====== INPUT FOR THIS TASK ======
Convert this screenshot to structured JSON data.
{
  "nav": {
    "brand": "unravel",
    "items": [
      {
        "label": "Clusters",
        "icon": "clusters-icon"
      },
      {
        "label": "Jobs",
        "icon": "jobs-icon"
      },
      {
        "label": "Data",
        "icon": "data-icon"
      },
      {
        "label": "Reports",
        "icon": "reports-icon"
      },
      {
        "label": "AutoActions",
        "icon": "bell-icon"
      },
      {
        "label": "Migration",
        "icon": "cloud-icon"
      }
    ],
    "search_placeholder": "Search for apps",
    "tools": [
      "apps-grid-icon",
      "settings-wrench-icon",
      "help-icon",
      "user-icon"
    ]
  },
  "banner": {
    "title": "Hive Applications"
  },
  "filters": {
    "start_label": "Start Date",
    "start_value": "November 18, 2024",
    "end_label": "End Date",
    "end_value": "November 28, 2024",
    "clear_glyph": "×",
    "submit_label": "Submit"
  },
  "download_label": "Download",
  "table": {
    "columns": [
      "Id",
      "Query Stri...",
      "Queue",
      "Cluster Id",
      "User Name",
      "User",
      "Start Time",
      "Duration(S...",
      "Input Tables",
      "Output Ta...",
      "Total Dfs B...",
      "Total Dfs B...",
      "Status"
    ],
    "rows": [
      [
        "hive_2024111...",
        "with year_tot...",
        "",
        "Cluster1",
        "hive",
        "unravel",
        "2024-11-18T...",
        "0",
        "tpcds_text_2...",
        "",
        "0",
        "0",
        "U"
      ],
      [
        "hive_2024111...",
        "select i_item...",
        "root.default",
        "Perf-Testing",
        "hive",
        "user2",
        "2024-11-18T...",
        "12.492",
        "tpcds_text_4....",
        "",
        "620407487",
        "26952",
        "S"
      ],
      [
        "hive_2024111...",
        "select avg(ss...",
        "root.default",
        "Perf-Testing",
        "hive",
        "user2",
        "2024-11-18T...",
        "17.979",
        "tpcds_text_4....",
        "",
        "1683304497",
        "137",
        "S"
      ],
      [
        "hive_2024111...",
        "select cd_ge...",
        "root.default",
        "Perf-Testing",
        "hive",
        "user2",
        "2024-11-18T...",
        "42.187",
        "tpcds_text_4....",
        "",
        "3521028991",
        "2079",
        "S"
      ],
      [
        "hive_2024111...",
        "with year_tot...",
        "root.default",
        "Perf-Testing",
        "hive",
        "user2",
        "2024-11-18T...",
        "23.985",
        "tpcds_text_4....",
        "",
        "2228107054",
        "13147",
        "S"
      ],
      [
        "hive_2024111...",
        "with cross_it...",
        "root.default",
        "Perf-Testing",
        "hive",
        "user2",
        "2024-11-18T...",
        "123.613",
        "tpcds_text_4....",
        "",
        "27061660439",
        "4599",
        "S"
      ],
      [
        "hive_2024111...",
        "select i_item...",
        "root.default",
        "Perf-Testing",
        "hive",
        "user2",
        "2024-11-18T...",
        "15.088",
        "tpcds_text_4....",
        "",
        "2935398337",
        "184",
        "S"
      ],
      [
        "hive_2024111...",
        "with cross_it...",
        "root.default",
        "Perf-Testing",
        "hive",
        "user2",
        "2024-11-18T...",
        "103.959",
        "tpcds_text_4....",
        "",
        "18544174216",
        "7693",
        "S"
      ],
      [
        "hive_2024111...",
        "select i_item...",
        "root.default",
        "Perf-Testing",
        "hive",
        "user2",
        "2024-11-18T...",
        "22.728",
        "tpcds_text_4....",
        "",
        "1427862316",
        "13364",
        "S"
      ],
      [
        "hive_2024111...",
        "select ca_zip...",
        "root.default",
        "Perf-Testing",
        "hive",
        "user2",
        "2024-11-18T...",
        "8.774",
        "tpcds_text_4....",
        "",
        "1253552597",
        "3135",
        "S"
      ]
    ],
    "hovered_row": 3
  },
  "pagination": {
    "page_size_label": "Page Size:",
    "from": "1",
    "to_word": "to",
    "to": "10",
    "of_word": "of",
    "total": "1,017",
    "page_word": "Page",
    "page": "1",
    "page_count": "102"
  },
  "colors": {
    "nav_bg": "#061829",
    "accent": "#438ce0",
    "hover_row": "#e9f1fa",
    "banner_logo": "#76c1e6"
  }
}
======
> DIRECTIONS
Using the entries above, please restate each one word for word.

> ANSWER TO THIS TASK
Convert this screenshot to structured JSON data.
{
  "nav": {
    "brand": "unravel",
    "items": [
      {
        "label": "Clusters",
        "icon": "clusters-icon"
      },
      {
        "label": "Jobs",
        "icon": "jobs-icon"
      },
      {
        "label": "Data",
        "icon": "data-icon"
      },
      {
        "label": "Reports",
        "icon": "reports-icon"
      },
      {
        "label": "AutoActions",
        "icon": "bell-icon"
      },
      {
        "label": "Migration",
        "icon": "cloud-icon"
      }
    ],
    "search_placeholder": "Search for apps",
    "tools": [
      "apps-grid-icon",
      "settings-wrench-icon",
      "help-icon",
      "user-icon"
    ]
  },
  "banner": {
    "title": "Hive Applications"
  },
  "filters": {
    "start_label": "Start Date",
    "start_value": "November 18, 2024",
    "end_label": "End Date",
    "end_value": "November 28, 2024",
    "clear_glyph": "×",
    "submit_label": "Submit"
  },
  "download_label": "Download",
  "table": {
    "columns": [
      "Id",
      "Query Stri...",
      "Queue",
      "Cluster Id",
      "User Name",
      "User",
      "Start Time",
      "Duration(S...",
      "Input Tables",
      "Output Ta...",
      "Total Dfs B...",
      "Total Dfs B...",
      "Status"
    ],
    "rows": [
      [
        "hive_2024111...",
        "with year_tot...",
        "",
        "Cluster1",
        "hive",
        "unravel",
        "2024-11-18T...",
        "0",
        "tpcds_text_2...",
        "",
        "0",
        "0",
        "U"
      ],
      [
        "hive_2024111...",
        "select i_item...",
        "root.default",
        "Perf-Testing",
        "hive",
        "user2",
        "2024-11-18T...",
        "12.492",
        "tpcds_text_4....",
        "",
        "620407487",
        "26952",
        "S"
      ],
      [
        "hive_2024111...",
        "select avg(ss...",
        "root.default",
        "Perf-Testing",
        "hive",
        "user2",
        "2024-11-18T...",
        "17.979",
        "tpcds_text_4....",
        "",
        "1683304497",
        "137",
        "S"
      ],
      [
        "hive_2024111...",
        "select cd_ge...",
        "root.default",
        "Perf-Testing",
        "hive",
        "user2",
        "2024-11-18T...",
        "42.187",
        "tpcds_text_4....",
        "",
        "3521028991",
        "2079",
        "S"
      ],
      [
        "hive_2024111...",
        "with year_tot...",
        "root.default",
        "Perf-Testing",
        "hive",
        "user2",
        "2024-11-18T...",
        "23.985",
        "tpcds_text_4....",
        "",
        "2228107054",
        "13147",
        "S"
      ],
      [
        "hive_2024111...",
        "with cross_it...",
        "root.default",
        "Perf-Testing",
        "hive",
        "user2",
        "2024-11-18T...",
        "123.613",
        "tpcds_text_4....",
        "",
        "27061660439",
        "4599",
        "S"
      ],
      [
        "hive_2024111...",
        "select i_item...",
        "root.default",
        "Perf-Testing",
        "hive",
        "user2",
        "2024-11-18T...",
        "15.088",
        "tpcds_text_4....",
        "",
        "2935398337",
        "184",
        "S"
      ],
      [
        "hive_2024111...",
        "with cross_it...",
        "root.default",
        "Perf-Testing",
        "hive",
        "user2",
        "2024-11-18T...",
        "103.959",
        "tpcds_text_4....",
        "",
        "18544174216",
        "7693",
        "S"
      ],
      [
        "hive_2024111...",
        "select i_item...",
        "root.default",
        "Perf-Testing",
        "hive",
        "user2",
        "2024-11-18T...",
        "22.728",
        "tpcds_text_4....",
        "",
        "1427862316",
        "13364",
        "S"
      ],
      [
        "hive_2024111...",
        "select ca_zip...",
        "root.default",
        "Perf-Testing",
        "hive",
        "user2",
        "2024-11-18T...",
        "8.774",
        "tpcds_text_4....",
        "",
        "1253552597",
        "3135",
        "S"
      ]
    ],
    "hovered_row": 3
  },
  "pagination": {
    "page_size_label": "Page Size:",
    "from": "1",
    "to_word": "to",
    "to": "10",
    "of_word": "of",
    "total": "1,017",
    "page_word": "Page",
    "page": "1",
    "page_count": "102"
  },
  "colors": {
    "nav_bg": "#061829",
    "accent": "#438ce0",
    "hover_row": "#e9f1fa",
    "banner_logo": "#76c1e6"
  }
}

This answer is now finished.